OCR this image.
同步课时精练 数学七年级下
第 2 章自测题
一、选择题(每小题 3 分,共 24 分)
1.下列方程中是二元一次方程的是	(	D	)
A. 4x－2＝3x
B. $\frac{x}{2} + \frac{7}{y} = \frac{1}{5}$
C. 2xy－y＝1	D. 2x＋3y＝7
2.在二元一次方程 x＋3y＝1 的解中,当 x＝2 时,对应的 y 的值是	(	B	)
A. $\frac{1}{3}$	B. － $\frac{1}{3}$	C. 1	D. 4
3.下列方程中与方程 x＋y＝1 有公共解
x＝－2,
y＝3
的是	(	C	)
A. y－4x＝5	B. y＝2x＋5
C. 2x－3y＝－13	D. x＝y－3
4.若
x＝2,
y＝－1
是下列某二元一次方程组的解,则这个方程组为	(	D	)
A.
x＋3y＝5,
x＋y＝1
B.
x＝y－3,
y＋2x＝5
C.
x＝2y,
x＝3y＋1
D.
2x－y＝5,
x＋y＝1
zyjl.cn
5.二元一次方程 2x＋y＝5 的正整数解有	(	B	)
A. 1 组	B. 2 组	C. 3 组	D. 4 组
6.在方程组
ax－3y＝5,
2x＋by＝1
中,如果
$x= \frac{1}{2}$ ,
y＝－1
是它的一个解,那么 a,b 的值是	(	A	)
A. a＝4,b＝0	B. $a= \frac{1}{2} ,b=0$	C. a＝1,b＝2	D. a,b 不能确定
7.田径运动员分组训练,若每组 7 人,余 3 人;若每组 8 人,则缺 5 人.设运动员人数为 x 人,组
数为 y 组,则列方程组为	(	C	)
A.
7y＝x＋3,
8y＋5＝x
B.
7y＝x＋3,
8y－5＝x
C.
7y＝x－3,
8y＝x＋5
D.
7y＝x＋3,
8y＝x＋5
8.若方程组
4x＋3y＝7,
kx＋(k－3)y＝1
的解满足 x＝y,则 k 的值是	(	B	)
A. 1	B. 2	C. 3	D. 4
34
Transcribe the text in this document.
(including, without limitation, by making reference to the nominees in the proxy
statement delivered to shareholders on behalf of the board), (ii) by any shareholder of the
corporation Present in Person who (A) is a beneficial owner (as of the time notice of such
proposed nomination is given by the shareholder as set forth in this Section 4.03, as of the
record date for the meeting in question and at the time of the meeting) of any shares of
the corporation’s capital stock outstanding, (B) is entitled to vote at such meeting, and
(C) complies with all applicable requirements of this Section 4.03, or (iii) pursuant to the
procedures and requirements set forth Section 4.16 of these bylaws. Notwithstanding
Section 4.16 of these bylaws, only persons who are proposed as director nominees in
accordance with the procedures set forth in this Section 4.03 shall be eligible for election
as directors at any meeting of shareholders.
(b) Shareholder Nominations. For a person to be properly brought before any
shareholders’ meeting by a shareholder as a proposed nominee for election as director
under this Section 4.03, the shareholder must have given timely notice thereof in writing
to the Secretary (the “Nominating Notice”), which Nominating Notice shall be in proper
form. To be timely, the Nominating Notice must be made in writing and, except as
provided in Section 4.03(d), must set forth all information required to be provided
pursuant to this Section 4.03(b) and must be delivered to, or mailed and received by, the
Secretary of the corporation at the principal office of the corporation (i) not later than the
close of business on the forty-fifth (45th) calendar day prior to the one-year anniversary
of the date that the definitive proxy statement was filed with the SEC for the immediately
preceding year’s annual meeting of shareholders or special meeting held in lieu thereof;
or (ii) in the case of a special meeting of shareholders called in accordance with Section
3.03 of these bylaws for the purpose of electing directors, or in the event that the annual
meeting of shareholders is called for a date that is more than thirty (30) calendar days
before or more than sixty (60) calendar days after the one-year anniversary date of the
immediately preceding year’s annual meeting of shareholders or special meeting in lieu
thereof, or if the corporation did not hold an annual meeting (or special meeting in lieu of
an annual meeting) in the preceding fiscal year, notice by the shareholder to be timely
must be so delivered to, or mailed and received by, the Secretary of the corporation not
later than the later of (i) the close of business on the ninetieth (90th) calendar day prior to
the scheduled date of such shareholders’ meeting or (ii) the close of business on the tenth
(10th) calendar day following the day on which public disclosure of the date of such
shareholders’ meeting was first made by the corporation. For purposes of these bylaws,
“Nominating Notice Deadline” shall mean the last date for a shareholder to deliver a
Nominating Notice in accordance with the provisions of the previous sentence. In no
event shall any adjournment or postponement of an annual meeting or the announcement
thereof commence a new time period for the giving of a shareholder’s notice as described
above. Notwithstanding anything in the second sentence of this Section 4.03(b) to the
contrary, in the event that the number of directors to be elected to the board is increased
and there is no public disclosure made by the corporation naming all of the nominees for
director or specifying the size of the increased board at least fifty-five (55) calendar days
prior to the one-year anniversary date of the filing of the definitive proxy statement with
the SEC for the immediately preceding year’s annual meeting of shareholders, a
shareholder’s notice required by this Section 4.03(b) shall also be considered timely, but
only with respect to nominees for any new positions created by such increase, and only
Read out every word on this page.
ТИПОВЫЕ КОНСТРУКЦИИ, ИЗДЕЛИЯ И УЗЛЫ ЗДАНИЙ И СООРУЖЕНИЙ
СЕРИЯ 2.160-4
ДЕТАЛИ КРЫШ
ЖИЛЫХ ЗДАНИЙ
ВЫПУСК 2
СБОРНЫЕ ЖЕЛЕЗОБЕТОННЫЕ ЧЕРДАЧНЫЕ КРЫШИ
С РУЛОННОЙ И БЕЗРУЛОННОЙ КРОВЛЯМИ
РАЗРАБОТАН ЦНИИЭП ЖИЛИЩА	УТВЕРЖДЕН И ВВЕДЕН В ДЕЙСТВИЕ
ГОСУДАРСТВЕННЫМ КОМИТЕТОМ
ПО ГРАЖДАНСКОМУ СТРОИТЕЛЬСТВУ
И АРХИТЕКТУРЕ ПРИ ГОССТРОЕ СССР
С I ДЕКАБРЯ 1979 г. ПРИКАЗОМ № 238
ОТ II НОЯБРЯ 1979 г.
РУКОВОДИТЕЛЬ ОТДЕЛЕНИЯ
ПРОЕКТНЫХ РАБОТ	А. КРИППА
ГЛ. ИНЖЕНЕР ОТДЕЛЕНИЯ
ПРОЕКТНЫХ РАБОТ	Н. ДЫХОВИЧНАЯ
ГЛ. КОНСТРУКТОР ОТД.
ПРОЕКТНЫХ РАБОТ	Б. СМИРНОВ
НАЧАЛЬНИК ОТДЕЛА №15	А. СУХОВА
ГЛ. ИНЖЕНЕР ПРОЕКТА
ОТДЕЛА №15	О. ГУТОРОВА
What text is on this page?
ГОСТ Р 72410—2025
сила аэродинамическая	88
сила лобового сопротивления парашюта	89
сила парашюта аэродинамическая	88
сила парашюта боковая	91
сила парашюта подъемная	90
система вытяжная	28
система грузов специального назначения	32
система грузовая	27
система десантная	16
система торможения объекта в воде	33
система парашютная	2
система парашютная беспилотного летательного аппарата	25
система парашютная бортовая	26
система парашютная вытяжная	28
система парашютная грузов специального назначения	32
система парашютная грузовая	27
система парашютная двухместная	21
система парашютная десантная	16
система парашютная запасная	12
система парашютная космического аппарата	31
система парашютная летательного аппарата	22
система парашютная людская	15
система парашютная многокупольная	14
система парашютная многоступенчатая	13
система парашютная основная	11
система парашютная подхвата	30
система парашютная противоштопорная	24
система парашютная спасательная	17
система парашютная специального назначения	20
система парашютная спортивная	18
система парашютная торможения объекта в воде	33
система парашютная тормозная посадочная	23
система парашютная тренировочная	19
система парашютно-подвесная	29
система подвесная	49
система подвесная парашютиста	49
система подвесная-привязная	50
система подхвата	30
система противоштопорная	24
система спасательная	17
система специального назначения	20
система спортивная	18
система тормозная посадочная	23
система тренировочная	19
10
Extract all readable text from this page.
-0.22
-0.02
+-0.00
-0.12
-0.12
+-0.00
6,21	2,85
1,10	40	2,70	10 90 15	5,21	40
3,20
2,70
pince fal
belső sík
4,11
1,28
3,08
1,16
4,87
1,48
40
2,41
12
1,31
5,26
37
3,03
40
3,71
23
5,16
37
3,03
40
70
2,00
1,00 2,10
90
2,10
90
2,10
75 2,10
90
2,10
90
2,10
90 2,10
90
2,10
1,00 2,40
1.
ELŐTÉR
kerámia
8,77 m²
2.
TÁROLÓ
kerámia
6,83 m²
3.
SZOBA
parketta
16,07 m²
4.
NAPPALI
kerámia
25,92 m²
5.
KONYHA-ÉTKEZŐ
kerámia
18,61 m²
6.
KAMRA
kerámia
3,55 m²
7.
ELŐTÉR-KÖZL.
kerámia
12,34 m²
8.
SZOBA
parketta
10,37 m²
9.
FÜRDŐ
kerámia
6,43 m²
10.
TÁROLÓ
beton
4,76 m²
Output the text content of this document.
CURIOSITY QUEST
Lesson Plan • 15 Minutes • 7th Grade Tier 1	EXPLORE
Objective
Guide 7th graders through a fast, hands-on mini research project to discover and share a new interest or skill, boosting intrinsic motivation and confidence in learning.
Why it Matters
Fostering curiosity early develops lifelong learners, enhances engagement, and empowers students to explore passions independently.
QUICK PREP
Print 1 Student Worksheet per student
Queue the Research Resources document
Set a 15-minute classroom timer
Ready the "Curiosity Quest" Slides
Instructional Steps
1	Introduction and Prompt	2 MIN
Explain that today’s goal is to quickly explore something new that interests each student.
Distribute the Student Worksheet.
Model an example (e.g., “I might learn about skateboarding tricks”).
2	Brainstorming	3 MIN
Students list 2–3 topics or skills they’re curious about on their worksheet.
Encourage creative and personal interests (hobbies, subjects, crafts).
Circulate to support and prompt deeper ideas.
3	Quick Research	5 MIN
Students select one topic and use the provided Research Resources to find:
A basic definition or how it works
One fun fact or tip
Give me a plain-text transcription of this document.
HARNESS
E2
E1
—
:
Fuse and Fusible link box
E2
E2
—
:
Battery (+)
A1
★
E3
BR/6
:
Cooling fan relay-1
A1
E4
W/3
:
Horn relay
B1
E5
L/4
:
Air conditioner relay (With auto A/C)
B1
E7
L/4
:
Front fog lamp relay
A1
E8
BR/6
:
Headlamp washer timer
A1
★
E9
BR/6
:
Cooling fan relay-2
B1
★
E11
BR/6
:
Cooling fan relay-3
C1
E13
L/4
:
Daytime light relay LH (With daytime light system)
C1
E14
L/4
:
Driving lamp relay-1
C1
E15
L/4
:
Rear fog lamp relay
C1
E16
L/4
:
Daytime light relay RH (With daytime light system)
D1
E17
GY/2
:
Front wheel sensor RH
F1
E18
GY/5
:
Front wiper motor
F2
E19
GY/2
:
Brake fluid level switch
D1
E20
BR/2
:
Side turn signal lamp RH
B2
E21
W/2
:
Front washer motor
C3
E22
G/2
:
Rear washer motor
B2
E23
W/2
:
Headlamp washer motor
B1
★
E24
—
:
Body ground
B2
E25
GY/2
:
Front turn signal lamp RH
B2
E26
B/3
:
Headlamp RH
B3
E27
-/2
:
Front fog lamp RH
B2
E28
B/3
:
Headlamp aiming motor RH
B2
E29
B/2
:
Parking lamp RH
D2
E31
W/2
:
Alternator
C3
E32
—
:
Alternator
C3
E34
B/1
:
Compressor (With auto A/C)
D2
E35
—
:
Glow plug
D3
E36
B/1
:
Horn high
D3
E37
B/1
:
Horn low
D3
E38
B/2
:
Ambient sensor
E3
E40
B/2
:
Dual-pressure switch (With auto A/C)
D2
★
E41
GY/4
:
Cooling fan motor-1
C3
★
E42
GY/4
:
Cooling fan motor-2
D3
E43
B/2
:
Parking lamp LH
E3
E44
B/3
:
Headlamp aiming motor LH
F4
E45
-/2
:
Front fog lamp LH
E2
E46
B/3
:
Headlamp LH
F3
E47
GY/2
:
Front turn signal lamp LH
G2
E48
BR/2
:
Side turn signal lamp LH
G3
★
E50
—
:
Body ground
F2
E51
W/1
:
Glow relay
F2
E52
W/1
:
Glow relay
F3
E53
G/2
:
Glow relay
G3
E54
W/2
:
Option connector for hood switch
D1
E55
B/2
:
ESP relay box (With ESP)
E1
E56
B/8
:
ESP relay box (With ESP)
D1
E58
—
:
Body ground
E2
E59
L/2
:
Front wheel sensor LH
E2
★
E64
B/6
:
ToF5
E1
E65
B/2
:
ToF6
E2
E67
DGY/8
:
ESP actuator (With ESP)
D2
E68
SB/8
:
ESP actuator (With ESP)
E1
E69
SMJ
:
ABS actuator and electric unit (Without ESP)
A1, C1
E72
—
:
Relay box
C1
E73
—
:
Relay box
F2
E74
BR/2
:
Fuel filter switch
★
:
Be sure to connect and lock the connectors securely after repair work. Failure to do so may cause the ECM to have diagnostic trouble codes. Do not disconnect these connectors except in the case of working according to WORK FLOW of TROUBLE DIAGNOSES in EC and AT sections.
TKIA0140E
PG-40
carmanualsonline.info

=-=-=-=-=

Task goal: Copy every line of the records above that holds the word "only".

Written reply:
Section 4.16 of these bylaws, only persons who are proposed as director nominees in
only with respect to nominees for any new positions created by such increase, and only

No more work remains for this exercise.